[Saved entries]
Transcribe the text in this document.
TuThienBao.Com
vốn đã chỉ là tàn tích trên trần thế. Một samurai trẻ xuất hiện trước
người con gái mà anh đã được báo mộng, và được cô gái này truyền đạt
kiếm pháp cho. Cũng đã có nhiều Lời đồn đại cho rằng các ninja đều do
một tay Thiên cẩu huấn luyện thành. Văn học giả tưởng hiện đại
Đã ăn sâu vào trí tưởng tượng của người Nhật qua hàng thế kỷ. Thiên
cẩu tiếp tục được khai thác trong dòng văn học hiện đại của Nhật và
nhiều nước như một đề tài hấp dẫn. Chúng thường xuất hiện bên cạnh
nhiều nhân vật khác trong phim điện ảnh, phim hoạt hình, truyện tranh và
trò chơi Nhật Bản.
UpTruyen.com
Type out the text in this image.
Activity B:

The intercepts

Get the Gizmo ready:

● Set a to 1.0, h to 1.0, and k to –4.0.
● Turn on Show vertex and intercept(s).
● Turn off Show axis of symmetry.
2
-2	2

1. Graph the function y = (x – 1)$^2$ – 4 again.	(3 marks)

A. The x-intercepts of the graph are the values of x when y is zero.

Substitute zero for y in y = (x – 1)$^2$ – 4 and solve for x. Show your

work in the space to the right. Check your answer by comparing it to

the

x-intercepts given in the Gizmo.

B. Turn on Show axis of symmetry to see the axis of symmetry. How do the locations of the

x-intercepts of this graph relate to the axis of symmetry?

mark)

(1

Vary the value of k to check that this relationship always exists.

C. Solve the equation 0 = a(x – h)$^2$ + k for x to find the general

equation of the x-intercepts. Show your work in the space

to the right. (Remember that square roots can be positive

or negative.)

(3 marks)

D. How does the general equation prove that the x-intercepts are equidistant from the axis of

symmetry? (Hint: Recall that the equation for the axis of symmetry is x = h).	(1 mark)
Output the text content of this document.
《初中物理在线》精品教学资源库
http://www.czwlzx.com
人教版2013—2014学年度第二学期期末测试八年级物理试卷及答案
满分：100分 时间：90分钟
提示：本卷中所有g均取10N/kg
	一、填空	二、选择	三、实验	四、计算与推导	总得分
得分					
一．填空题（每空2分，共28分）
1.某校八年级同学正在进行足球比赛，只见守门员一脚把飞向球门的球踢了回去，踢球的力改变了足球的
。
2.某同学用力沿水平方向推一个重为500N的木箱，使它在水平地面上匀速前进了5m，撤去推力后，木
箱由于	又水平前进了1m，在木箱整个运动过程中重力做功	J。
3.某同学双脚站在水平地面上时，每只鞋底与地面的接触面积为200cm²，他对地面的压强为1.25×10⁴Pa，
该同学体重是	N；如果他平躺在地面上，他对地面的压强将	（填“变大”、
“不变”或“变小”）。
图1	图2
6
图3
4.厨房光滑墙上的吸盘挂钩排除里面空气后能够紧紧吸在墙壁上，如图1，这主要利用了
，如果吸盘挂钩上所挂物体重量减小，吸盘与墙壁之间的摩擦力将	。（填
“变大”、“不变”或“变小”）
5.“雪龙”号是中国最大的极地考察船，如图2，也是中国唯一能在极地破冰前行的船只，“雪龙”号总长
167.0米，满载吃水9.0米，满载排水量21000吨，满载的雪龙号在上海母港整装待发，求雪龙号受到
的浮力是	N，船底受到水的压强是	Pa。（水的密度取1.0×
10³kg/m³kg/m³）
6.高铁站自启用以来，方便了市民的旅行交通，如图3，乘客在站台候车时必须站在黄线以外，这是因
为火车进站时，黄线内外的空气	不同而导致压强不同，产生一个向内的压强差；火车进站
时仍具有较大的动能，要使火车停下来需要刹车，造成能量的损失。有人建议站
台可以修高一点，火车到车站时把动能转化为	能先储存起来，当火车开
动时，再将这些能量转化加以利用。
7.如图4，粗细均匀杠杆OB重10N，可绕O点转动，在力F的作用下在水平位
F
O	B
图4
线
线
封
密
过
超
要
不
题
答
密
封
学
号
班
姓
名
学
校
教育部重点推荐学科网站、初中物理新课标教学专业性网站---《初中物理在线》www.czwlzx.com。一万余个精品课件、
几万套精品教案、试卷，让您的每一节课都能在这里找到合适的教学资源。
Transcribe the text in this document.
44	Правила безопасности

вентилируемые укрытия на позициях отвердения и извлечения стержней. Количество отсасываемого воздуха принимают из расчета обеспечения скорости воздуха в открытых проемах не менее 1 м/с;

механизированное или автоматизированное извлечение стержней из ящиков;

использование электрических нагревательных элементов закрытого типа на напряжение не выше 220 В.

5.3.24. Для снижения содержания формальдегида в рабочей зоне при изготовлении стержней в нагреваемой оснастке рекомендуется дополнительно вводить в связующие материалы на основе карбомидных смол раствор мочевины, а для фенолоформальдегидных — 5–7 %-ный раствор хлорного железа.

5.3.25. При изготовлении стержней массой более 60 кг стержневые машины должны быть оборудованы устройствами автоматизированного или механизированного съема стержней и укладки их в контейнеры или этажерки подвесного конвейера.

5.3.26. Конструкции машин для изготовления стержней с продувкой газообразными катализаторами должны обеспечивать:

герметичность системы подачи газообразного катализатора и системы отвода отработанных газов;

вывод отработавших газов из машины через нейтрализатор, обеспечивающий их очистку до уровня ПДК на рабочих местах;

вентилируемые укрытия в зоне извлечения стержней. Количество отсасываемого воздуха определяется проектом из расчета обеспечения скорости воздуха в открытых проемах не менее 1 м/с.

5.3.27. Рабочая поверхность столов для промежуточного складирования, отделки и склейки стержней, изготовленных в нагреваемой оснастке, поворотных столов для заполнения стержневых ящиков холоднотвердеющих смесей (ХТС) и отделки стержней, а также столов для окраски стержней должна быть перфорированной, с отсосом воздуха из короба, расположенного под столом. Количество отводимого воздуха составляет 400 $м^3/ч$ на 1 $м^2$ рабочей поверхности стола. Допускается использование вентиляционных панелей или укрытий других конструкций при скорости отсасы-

WHAT IS REQUIRED:
Your task is to output the full set of records exactly as presented.

COMPLETED EXERCISE:
Transcribe the text in this document.
TuThienBao.Com
vốn đã chỉ là tàn tích trên trần thế. Một samurai trẻ xuất hiện trước
người con gái mà anh đã được báo mộng, và được cô gái này truyền đạt
kiếm pháp cho. Cũng đã có nhiều Lời đồn đại cho rằng các ninja đều do
một tay Thiên cẩu huấn luyện thành. Văn học giả tưởng hiện đại
Đã ăn sâu vào trí tưởng tượng của người Nhật qua hàng thế kỷ. Thiên
cẩu tiếp tục được khai thác trong dòng văn học hiện đại của Nhật và
nhiều nước như một đề tài hấp dẫn. Chúng thường xuất hiện bên cạnh
nhiều nhân vật khác trong phim điện ảnh, phim hoạt hình, truyện tranh và
trò chơi Nhật Bản.
UpTruyen.com
Type out the text in this image.
Activity B:

The intercepts

Get the Gizmo ready:

● Set a to 1.0, h to 1.0, and k to –4.0.
● Turn on Show vertex and intercept(s).
● Turn off Show axis of symmetry.
2
-2	2

1. Graph the function y = (x – 1)$^2$ – 4 again.	(3 marks)

A. The x-intercepts of the graph are the values of x when y is zero.

Substitute zero for y in y = (x – 1)$^2$ – 4 and solve for x. Show your

work in the space to the right. Check your answer by comparing it to

the

x-intercepts given in the Gizmo.

B. Turn on Show axis of symmetry to see the axis of symmetry. How do the locations of the

x-intercepts of this graph relate to the axis of symmetry?

mark)

(1

Vary the value of k to check that this relationship always exists.

C. Solve the equation 0 = a(x – h)$^2$ + k for x to find the general

equation of the x-intercepts. Show your work in the space

to the right. (Remember that square roots can be positive

or negative.)

(3 marks)

D. How does the general equation prove that the x-intercepts are equidistant from the axis of

symmetry? (Hint: Recall that the equation for the axis of symmetry is x = h).	(1 mark)
Output the text content of this document.
《初中物理在线》精品教学资源库
http://www.czwlzx.com
人教版2013—2014学年度第二学期期末测试八年级物理试卷及答案
满分：100分 时间：90分钟
提示：本卷中所有g均取10N/kg
	一、填空	二、选择	三、实验	四、计算与推导	总得分
得分					
一．填空题（每空2分，共28分）
1.某校八年级同学正在进行足球比赛，只见守门员一脚把飞向球门的球踢了回去，踢球的力改变了足球的
。
2.某同学用力沿水平方向推一个重为500N的木箱，使它在水平地面上匀速前进了5m，撤去推力后，木
箱由于	又水平前进了1m，在木箱整个运动过程中重力做功	J。
3.某同学双脚站在水平地面上时，每只鞋底与地面的接触面积为200cm²，他对地面的压强为1.25×10⁴Pa，
该同学体重是	N；如果他平躺在地面上，他对地面的压强将	（填“变大”、
“不变”或“变小”）。
图1	图2
6
图3
4.厨房光滑墙上的吸盘挂钩排除里面空气后能够紧紧吸在墙壁上，如图1，这主要利用了
，如果吸盘挂钩上所挂物体重量减小，吸盘与墙壁之间的摩擦力将	。（填
“变大”、“不变”或“变小”）
5.“雪龙”号是中国最大的极地考察船，如图2，也是中国唯一能在极地破冰前行的船只，“雪龙”号总长
167.0米，满载吃水9.0米，满载排水量21000吨，满载的雪龙号在上海母港整装待发，求雪龙号受到
的浮力是	N，船底受到水的压强是	Pa。（水的密度取1.0×
10³kg/m³kg/m³）
6.高铁站自启用以来，方便了市民的旅行交通，如图3，乘客在站台候车时必须站在黄线以外，这是因
为火车进站时，黄线内外的空气	不同而导致压强不同，产生一个向内的压强差；火车进站
时仍具有较大的动能，要使火车停下来需要刹车，造成能量的损失。有人建议站
台可以修高一点，火车到车站时把动能转化为	能先储存起来，当火车开
动时，再将这些能量转化加以利用。
7.如图4，粗细均匀杠杆OB重10N，可绕O点转动，在力F的作用下在水平位
F
O	B
图4
线
线
封
密
过
超
要
不
题
答
密
封
学
号
班
姓
名
学
校
教育部重点推荐学科网站、初中物理新课标教学专业性网站---《初中物理在线》www.czwlzx.com。一万余个精品课件、
几万套精品教案、试卷，让您的每一节课都能在这里找到合适的教学资源。
Transcribe the text in this document.
44	Правила безопасности

вентилируемые укрытия на позициях отвердения и извлечения стержней. Количество отсасываемого воздуха принимают из расчета обеспечения скорости воздуха в открытых проемах не менее 1 м/с;

механизированное или автоматизированное извлечение стержней из ящиков;

использование электрических нагревательных элементов закрытого типа на напряжение не выше 220 В.

5.3.24. Для снижения содержания формальдегида в рабочей зоне при изготовлении стержней в нагреваемой оснастке рекомендуется дополнительно вводить в связующие материалы на основе карбомидных смол раствор мочевины, а для фенолоформальдегидных — 5–7 %-ный раствор хлорного железа.

5.3.25. При изготовлении стержней массой более 60 кг стержневые машины должны быть оборудованы устройствами автоматизированного или механизированного съема стержней и укладки их в контейнеры или этажерки подвесного конвейера.

5.3.26. Конструкции машин для изготовления стержней с продувкой газообразными катализаторами должны обеспечивать:

герметичность системы подачи газообразного катализатора и системы отвода отработанных газов;

вывод отработавших газов из машины через нейтрализатор, обеспечивающий их очистку до уровня ПДК на рабочих местах;

вентилируемые укрытия в зоне извлечения стержней. Количество отсасываемого воздуха определяется проектом из расчета обеспечения скорости воздуха в открытых проемах не менее 1 м/с.

5.3.27. Рабочая поверхность столов для промежуточного складирования, отделки и склейки стержней, изготовленных в нагреваемой оснастке, поворотных столов для заполнения стержневых ящиков холоднотвердеющих смесей (ХТС) и отделки стержней, а также столов для окраски стержней должна быть перфорированной, с отсосом воздуха из короба, расположенного под столом. Количество отводимого воздуха составляет 400 $м^3/ч$ на 1 $м^2$ рабочей поверхности стола. Допускается использование вентиляционных панелей или укрытий других конструкций при скорости отсасы-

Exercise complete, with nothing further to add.